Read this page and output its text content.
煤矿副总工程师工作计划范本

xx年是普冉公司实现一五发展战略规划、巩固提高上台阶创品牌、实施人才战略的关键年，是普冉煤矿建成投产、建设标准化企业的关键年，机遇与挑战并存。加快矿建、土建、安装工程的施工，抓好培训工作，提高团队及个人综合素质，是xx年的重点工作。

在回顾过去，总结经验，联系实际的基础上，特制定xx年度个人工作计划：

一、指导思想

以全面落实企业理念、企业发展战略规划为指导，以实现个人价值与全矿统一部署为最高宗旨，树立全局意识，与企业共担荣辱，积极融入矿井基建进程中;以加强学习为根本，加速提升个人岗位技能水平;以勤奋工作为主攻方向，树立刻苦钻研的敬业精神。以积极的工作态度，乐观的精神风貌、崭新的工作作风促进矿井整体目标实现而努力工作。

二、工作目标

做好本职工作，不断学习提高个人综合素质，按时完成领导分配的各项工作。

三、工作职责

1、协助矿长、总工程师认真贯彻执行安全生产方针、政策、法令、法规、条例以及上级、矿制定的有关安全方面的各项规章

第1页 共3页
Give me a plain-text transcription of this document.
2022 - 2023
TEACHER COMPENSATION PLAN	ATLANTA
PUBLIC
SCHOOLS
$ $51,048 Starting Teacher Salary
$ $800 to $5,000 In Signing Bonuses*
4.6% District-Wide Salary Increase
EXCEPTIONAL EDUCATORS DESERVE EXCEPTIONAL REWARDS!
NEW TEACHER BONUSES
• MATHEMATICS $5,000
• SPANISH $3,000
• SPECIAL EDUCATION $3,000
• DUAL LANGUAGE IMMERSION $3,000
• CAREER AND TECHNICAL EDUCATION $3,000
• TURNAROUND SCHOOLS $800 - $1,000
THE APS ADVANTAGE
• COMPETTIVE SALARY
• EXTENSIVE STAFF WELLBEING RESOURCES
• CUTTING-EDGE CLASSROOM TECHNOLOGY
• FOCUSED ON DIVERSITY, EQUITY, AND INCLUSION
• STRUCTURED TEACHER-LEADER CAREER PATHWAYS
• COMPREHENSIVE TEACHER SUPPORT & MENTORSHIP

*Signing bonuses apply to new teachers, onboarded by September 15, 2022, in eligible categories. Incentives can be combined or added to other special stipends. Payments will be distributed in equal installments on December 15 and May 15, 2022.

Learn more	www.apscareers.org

────────

Exercise instructions: Write every entry out again exactly.

Result of the task:
Read this page and output its text content.
煤矿副总工程师工作计划范本

xx年是普冉公司实现一五发展战略规划、巩固提高上台阶创品牌、实施人才战略的关键年，是普冉煤矿建成投产、建设标准化企业的关键年，机遇与挑战并存。加快矿建、土建、安装工程的施工，抓好培训工作，提高团队及个人综合素质，是xx年的重点工作。

在回顾过去，总结经验，联系实际的基础上，特制定xx年度个人工作计划：

一、指导思想

以全面落实企业理念、企业发展战略规划为指导，以实现个人价值与全矿统一部署为最高宗旨，树立全局意识，与企业共担荣辱，积极融入矿井基建进程中;以加强学习为根本，加速提升个人岗位技能水平;以勤奋工作为主攻方向，树立刻苦钻研的敬业精神。以积极的工作态度，乐观的精神风貌、崭新的工作作风促进矿井整体目标实现而努力工作。

二、工作目标

做好本职工作，不断学习提高个人综合素质，按时完成领导分配的各项工作。

三、工作职责

1、协助矿长、总工程师认真贯彻执行安全生产方针、政策、法令、法规、条例以及上级、矿制定的有关安全方面的各项规章

第1页 共3页
Give me a plain-text transcription of this document.
2022 - 2023
TEACHER COMPENSATION PLAN	ATLANTA
PUBLIC
SCHOOLS
$ $51,048 Starting Teacher Salary
$ $800 to $5,000 In Signing Bonuses*
4.6% District-Wide Salary Increase
EXCEPTIONAL EDUCATORS DESERVE EXCEPTIONAL REWARDS!
NEW TEACHER BONUSES
• MATHEMATICS $5,000
• SPANISH $3,000
• SPECIAL EDUCATION $3,000
• DUAL LANGUAGE IMMERSION $3,000
• CAREER AND TECHNICAL EDUCATION $3,000
• TURNAROUND SCHOOLS $800 - $1,000
THE APS ADVANTAGE
• COMPETTIVE SALARY
• EXTENSIVE STAFF WELLBEING RESOURCES
• CUTTING-EDGE CLASSROOM TECHNOLOGY
• FOCUSED ON DIVERSITY, EQUITY, AND INCLUSION
• STRUCTURED TEACHER-LEADER CAREER PATHWAYS
• COMPREHENSIVE TEACHER SUPPORT & MENTORSHIP

*Signing bonuses apply to new teachers, onboarded by September 15, 2022, in eligible categories. Incentives can be combined or added to other special stipends. Payments will be distributed in equal installments on December 15 and May 15, 2022.

Learn more	www.apscareers.org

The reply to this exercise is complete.